Prompt.
Extract from the listing each line in which the word "icon" appears.

Stored rows.
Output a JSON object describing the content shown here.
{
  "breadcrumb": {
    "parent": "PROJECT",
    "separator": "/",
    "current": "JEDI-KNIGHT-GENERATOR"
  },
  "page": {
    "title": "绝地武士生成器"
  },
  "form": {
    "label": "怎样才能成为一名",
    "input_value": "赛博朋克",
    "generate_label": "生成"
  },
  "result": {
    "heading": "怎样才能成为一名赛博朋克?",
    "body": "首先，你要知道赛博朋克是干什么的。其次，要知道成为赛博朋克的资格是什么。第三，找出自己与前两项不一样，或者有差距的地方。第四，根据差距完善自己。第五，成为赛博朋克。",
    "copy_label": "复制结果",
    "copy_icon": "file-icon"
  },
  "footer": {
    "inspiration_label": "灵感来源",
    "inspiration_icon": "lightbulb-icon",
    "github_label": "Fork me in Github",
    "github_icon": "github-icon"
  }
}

Full response.
    "copy_icon": "file-icon"
    "inspiration_icon": "lightbulb-icon",
    "github_icon": "github-icon"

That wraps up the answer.